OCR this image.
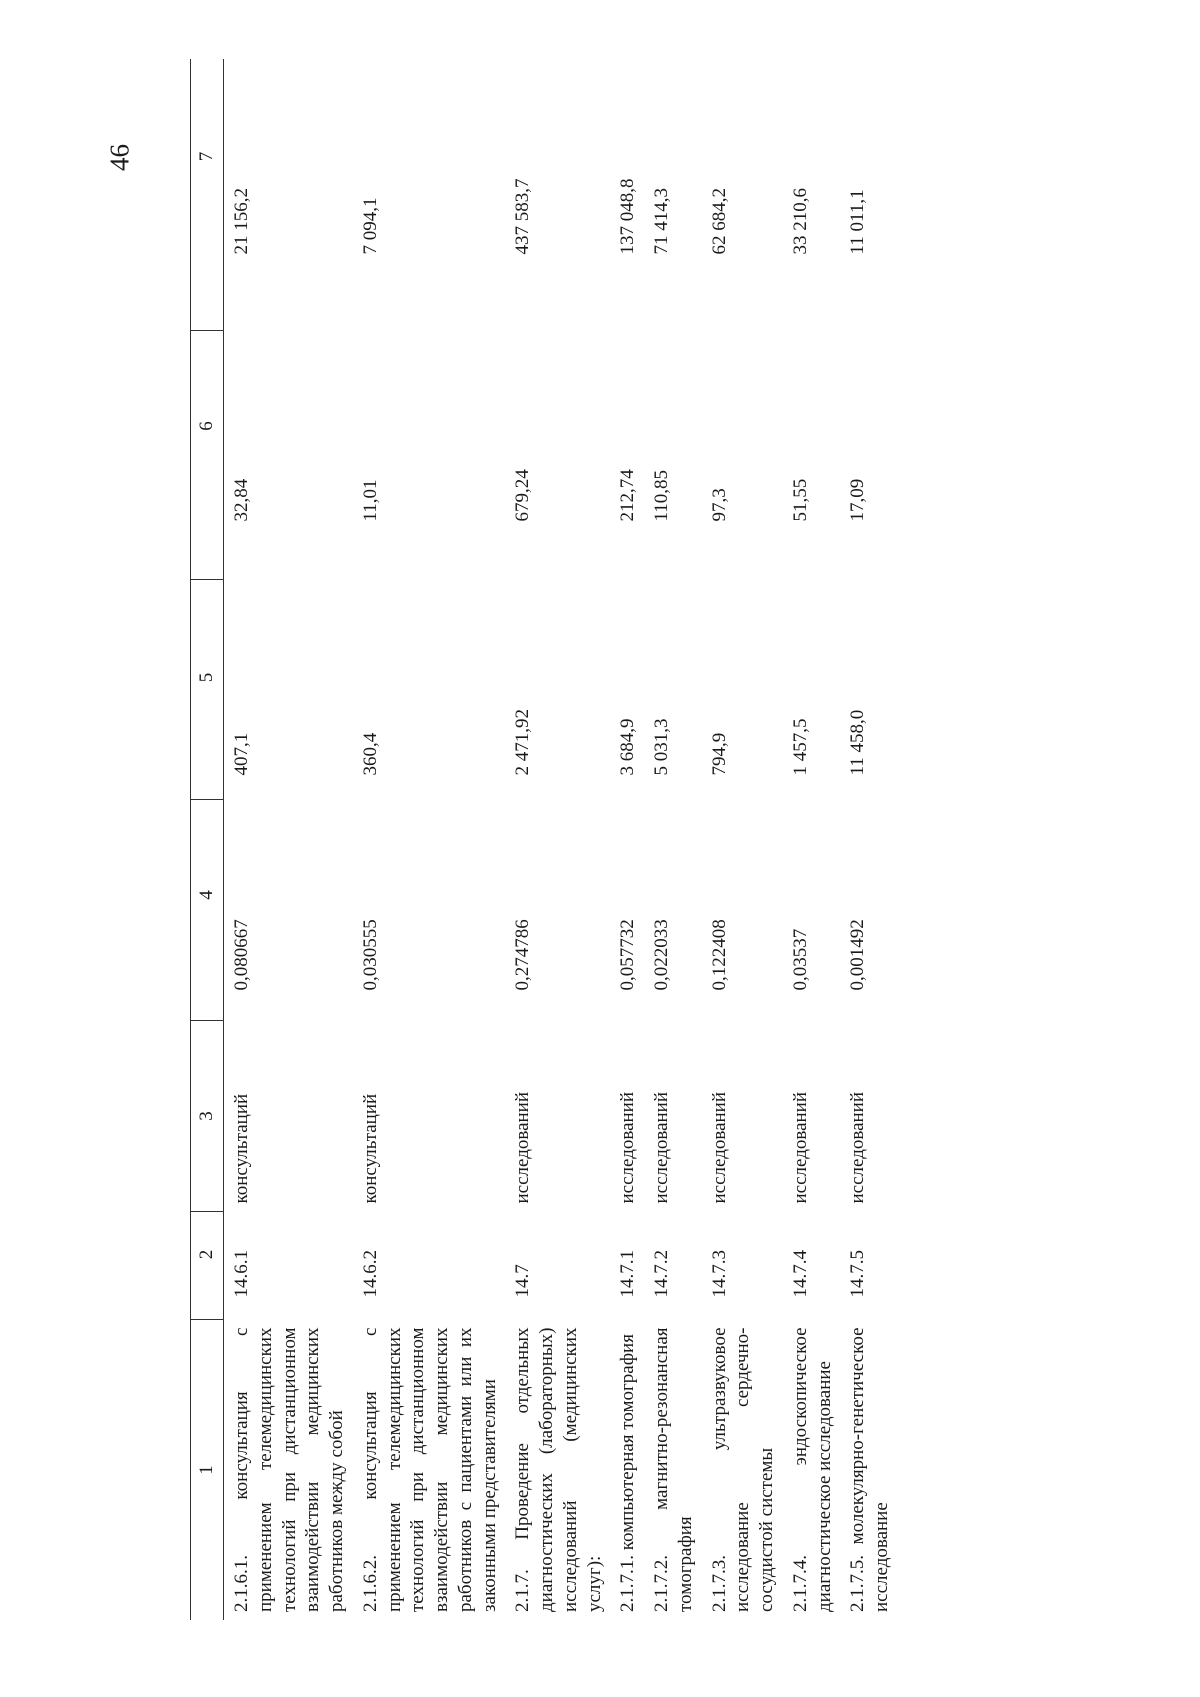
46
1	2	3	4	5	6	7
2.1.6.1. консультация с применением телемедицинских технологий при дистанционном взаимодействии медицинских работников между собой	14.6.1	консультаций	0,080667	407,1	32,84	21 156,2
2.1.6.2. консультация с применением телемедицинских технологий при дистанционном взаимодействии медицинских работников с пациентами или их законными представителями	14.6.2	консультаций	0,030555	360,4	11,01	7 094,1
2.1.7. Проведение отдельных диагностических (лабораторных) исследований (медицинских услуг):	14.7	исследований	0,274786	2 471,92	679,24	437 583,7
2.1.7.1. компьютерная томография	14.7.1	исследований	0,057732	3 684,9	212,74	137 048,8
2.1.7.2. магнитно-резонансная томография	14.7.2	исследований	0,022033	5 031,3	110,85	71 414,3
2.1.7.3. ультразвуковое исследование сердечно-сосудистой системы	14.7.3	исследований	0,122408	794,9	97,3	62 684,2
2.1.7.4. эндоскопическое диагностическое исследование	14.7.4	исследований	0,03537	1 457,5	51,55	33 210,6
2.1.7.5. молекулярно-генетическое исследование	14.7.5	исследований	0,001492	11 458,0	17,09	11 011,1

-=-=-=-=-

▶ _PROMPT_
Extract every line from the records above that contains the word "исследование".

▶ _FINISHED EXERCISE_
2.1.7.3. ультразвуковое исследование сердечно-сосудистой системы	14.7.3	исследований	0,122408	794,9	97,3	62 684,2
2.1.7.4. эндоскопическое диагностическое исследование	14.7.4	исследований	0,03537	1 457,5	51,55	33 210,6
2.1.7.5. молекулярно-генетическое исследование	14.7.5	исследований	0,001492	11 458,0	17,09	11 011,1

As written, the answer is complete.